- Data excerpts

--------

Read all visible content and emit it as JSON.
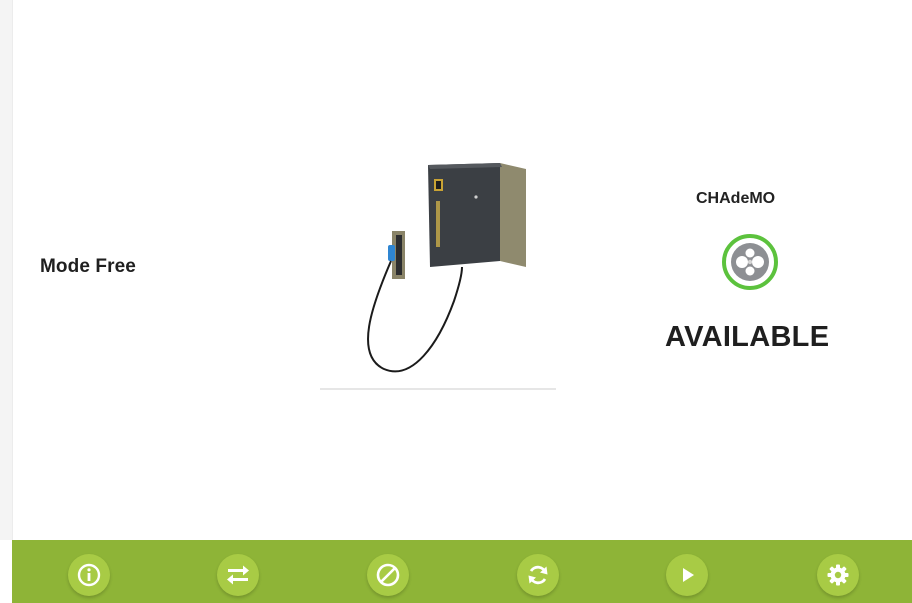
{
  "main": {
    "mode_label": "Mode Free",
    "connector": {
      "name": "CHAdeMO",
      "status": "AVAILABLE",
      "icon": "chademo-plug-icon",
      "ring_color": "#5cc23d"
    }
  },
  "toolbar": {
    "background": "#8eb437",
    "button_color": "#a8cb45",
    "buttons": [
      {
        "icon": "info-icon"
      },
      {
        "icon": "transfer-arrows-icon"
      },
      {
        "icon": "block-icon"
      },
      {
        "icon": "refresh-icon"
      },
      {
        "icon": "play-icon"
      },
      {
        "icon": "gear-icon"
      }
    ]
  }
}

--------

- WORK TO BE COMPLETED
Tally up the lines in the preceding listing that contain the string "icon". Respond with the number and nothing else.

- COMPLETE ANSWER
7